Reply with the count of lines holding "title", nothing more.

%%

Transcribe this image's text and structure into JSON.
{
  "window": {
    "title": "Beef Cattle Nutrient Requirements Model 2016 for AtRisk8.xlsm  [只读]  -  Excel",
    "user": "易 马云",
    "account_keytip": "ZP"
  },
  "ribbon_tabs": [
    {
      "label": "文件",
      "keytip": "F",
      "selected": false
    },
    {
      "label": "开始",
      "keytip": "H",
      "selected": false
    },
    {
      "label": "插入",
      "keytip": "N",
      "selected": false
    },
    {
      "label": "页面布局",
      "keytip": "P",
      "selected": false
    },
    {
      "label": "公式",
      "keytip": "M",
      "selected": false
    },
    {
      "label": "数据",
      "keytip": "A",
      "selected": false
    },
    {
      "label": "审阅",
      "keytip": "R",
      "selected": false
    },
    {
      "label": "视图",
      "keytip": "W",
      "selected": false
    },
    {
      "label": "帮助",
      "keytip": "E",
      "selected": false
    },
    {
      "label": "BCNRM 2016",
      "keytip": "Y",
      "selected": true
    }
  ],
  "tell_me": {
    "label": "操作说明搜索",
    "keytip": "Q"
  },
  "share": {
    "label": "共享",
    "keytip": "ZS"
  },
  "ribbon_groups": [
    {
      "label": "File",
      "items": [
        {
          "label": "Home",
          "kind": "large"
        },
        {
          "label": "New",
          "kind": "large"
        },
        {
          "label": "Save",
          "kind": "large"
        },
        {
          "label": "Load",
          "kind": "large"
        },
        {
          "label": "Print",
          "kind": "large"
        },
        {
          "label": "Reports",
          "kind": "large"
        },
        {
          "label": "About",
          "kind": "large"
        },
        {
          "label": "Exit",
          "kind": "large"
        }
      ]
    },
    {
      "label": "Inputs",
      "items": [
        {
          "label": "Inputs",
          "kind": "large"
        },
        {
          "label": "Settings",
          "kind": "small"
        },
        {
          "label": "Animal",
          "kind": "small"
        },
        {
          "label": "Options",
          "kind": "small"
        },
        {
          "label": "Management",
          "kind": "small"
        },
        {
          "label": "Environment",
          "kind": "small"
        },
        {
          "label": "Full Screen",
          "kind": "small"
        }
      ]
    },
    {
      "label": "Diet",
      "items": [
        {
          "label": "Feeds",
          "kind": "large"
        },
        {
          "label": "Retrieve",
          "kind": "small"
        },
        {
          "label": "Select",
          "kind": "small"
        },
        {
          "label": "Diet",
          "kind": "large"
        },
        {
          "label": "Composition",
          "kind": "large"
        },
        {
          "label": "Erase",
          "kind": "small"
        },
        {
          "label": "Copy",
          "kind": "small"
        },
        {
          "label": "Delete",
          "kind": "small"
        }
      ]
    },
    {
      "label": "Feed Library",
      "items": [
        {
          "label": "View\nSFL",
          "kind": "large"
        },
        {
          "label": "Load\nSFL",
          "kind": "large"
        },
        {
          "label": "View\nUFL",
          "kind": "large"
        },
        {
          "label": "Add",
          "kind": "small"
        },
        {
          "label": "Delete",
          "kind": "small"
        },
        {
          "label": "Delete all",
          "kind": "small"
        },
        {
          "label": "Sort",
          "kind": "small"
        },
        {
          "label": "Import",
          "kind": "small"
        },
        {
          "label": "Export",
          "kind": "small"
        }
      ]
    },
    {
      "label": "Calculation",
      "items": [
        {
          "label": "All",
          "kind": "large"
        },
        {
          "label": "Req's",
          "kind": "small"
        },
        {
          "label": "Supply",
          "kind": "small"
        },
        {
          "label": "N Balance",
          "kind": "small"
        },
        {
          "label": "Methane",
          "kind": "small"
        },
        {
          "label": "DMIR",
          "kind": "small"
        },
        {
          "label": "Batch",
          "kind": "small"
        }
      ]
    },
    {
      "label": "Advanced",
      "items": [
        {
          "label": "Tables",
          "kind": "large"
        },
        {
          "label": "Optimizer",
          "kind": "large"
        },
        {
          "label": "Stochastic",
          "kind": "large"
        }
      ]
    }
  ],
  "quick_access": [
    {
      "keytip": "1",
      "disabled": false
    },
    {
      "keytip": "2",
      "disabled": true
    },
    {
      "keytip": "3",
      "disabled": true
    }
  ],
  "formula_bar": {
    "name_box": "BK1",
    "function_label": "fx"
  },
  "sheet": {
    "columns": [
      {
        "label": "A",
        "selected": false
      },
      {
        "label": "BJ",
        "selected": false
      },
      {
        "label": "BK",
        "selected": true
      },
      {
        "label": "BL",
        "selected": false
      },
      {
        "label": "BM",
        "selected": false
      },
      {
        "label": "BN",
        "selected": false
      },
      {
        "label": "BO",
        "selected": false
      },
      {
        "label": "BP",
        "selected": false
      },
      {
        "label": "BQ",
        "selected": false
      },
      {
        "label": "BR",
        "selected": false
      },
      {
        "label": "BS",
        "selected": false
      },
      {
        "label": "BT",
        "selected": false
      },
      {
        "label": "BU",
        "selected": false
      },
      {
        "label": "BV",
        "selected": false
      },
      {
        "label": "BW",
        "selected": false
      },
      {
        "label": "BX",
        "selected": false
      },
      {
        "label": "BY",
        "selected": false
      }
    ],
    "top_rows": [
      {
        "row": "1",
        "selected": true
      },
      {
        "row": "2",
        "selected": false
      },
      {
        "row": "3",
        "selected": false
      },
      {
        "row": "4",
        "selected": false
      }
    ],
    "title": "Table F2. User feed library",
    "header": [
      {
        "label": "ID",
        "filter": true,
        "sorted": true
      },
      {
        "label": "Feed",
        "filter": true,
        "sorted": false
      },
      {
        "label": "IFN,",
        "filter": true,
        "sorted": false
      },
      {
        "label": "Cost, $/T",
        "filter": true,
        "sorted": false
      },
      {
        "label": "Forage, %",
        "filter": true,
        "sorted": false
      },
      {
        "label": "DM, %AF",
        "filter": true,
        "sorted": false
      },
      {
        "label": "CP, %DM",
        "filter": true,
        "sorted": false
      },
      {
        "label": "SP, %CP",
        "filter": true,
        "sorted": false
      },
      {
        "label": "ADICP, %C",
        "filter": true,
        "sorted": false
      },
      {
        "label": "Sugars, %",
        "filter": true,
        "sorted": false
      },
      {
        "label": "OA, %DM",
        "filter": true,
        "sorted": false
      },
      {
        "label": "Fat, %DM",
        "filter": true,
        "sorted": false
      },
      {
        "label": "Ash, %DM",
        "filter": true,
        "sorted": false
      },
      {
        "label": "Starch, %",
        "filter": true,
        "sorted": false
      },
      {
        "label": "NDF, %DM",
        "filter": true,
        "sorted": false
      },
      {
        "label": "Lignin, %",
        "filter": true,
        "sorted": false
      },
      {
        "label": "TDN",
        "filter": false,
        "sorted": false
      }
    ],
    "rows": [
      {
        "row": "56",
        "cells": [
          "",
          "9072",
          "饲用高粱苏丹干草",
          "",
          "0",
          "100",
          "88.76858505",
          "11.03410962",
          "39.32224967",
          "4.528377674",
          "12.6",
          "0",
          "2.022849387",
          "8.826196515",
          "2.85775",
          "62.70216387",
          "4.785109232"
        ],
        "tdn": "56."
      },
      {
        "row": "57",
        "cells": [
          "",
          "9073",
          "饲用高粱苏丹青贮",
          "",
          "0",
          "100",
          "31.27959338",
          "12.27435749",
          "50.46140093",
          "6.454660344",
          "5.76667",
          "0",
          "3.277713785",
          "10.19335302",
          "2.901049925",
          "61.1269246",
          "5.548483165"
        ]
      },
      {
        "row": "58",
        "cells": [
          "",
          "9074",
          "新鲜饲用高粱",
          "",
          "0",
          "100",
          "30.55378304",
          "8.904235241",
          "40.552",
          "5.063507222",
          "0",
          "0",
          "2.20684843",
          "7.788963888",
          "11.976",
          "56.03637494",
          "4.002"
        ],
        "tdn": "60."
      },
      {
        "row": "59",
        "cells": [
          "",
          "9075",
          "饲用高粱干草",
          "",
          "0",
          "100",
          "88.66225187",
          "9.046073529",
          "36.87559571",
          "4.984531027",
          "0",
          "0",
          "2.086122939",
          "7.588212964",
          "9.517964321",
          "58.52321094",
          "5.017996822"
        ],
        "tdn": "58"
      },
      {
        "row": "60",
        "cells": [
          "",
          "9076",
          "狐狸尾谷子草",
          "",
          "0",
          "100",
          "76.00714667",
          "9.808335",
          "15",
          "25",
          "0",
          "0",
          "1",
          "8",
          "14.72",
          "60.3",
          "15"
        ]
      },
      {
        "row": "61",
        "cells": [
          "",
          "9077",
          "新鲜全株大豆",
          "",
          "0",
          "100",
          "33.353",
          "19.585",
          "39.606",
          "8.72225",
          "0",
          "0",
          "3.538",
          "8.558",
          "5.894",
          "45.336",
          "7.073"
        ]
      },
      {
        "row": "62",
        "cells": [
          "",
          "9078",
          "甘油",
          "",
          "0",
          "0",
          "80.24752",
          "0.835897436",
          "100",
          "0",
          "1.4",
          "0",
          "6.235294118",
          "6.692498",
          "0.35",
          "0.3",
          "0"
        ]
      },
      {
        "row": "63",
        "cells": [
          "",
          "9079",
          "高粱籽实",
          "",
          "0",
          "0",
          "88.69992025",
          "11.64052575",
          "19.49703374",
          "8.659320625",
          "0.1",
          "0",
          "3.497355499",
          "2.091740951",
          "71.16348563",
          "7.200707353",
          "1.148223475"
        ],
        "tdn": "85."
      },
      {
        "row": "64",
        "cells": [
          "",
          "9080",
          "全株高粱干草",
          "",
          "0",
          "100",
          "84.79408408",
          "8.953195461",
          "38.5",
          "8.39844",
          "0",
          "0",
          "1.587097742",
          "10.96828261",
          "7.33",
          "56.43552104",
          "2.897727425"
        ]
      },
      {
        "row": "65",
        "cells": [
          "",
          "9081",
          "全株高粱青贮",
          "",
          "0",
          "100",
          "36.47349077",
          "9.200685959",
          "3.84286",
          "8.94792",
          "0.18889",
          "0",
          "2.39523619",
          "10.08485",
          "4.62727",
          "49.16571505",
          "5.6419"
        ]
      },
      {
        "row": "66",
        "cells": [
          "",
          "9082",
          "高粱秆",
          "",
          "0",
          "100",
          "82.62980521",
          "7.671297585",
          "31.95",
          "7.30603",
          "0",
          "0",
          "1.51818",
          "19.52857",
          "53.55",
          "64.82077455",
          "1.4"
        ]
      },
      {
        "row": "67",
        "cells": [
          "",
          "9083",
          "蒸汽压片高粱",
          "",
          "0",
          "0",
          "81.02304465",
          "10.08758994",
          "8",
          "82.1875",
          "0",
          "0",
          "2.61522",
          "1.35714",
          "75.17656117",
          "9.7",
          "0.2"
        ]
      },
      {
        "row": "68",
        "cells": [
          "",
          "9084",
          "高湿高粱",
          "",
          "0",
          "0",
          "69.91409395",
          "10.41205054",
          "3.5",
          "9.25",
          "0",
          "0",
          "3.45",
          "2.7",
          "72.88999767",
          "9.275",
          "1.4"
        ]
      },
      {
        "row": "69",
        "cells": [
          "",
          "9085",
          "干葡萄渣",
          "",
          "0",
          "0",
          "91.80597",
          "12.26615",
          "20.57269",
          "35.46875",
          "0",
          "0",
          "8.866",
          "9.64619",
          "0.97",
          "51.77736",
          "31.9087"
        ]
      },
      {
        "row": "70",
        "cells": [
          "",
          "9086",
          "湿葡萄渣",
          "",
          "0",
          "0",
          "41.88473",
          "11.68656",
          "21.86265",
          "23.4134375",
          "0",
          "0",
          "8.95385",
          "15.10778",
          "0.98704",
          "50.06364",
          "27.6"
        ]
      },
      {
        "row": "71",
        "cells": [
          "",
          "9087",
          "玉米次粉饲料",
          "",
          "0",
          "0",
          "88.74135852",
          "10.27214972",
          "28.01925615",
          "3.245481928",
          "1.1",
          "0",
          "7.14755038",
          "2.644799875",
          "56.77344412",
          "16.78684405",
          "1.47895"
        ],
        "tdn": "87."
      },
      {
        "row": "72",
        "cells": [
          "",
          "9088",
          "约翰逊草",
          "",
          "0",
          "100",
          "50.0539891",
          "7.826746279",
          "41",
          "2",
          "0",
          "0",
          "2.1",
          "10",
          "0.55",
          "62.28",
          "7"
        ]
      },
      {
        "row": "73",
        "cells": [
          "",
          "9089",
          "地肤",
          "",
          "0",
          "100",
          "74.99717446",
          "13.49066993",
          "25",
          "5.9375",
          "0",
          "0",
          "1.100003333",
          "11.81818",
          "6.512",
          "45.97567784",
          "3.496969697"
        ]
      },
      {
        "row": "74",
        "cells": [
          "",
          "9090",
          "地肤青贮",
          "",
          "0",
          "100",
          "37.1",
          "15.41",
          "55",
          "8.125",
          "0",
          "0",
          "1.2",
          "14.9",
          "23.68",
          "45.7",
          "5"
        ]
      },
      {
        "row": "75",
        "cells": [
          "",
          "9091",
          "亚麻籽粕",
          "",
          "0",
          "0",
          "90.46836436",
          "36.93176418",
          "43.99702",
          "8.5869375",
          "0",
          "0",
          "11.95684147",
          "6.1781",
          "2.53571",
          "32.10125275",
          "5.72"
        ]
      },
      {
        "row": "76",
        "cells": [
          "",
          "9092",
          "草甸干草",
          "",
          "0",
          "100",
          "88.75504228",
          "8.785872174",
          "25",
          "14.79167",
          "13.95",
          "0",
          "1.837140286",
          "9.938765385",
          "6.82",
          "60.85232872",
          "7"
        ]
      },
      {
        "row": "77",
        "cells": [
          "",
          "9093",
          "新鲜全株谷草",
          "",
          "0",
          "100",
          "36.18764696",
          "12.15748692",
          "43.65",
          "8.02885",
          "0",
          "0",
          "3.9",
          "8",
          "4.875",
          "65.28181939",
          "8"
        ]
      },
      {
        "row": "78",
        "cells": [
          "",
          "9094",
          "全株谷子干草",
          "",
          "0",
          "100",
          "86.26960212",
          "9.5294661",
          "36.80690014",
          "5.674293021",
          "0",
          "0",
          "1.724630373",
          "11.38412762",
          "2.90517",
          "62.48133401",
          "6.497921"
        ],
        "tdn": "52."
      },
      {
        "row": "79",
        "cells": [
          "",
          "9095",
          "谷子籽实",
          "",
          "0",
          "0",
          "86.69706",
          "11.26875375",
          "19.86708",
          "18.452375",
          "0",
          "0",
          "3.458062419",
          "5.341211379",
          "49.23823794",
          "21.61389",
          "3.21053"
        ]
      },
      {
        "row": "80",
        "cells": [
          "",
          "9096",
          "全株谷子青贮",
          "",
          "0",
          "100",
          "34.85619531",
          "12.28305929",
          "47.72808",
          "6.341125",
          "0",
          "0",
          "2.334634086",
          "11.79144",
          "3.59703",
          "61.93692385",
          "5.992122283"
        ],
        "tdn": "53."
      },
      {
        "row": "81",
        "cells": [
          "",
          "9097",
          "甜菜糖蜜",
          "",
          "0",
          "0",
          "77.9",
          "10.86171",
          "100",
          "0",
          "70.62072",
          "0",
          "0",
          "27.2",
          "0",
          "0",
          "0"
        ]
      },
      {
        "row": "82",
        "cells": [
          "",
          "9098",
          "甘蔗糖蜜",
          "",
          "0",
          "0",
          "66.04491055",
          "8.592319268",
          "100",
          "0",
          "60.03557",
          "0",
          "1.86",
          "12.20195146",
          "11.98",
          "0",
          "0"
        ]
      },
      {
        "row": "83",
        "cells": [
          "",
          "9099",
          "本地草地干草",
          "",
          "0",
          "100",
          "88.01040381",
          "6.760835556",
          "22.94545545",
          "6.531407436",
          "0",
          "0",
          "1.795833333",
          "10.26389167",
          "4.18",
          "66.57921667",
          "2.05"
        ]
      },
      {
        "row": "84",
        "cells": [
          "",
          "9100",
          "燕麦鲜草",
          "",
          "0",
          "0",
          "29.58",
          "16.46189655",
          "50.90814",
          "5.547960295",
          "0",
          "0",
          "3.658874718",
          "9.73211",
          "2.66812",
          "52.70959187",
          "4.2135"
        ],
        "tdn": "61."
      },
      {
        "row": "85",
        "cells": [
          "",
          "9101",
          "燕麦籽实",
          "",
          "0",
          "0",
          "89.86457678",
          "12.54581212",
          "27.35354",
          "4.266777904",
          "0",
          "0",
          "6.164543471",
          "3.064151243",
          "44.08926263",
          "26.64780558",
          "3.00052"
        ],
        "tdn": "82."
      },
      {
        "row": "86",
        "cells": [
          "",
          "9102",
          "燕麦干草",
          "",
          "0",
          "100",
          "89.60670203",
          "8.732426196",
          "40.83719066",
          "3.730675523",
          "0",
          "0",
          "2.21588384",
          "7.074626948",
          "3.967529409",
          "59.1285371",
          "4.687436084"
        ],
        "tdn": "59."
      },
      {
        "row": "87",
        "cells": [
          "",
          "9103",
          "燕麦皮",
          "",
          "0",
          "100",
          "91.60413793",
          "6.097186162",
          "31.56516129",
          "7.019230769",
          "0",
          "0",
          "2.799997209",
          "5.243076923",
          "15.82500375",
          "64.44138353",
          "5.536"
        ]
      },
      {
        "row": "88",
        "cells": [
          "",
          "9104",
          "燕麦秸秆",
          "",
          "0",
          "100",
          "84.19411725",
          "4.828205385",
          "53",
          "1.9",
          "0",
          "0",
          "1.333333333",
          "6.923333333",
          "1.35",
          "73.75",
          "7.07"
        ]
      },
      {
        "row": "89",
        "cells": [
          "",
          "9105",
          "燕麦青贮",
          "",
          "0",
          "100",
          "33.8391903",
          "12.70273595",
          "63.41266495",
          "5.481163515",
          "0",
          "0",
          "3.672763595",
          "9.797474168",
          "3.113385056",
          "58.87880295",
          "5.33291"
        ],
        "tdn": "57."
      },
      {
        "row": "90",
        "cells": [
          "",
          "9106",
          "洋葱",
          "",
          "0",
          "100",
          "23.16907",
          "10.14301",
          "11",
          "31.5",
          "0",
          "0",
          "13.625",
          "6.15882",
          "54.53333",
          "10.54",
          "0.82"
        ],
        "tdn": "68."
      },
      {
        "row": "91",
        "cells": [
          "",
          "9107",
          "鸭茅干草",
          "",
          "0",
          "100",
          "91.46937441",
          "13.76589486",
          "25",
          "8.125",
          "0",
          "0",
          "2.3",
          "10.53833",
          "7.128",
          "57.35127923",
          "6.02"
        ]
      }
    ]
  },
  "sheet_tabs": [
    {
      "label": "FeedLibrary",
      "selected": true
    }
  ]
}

%%

**THE RESULT**
2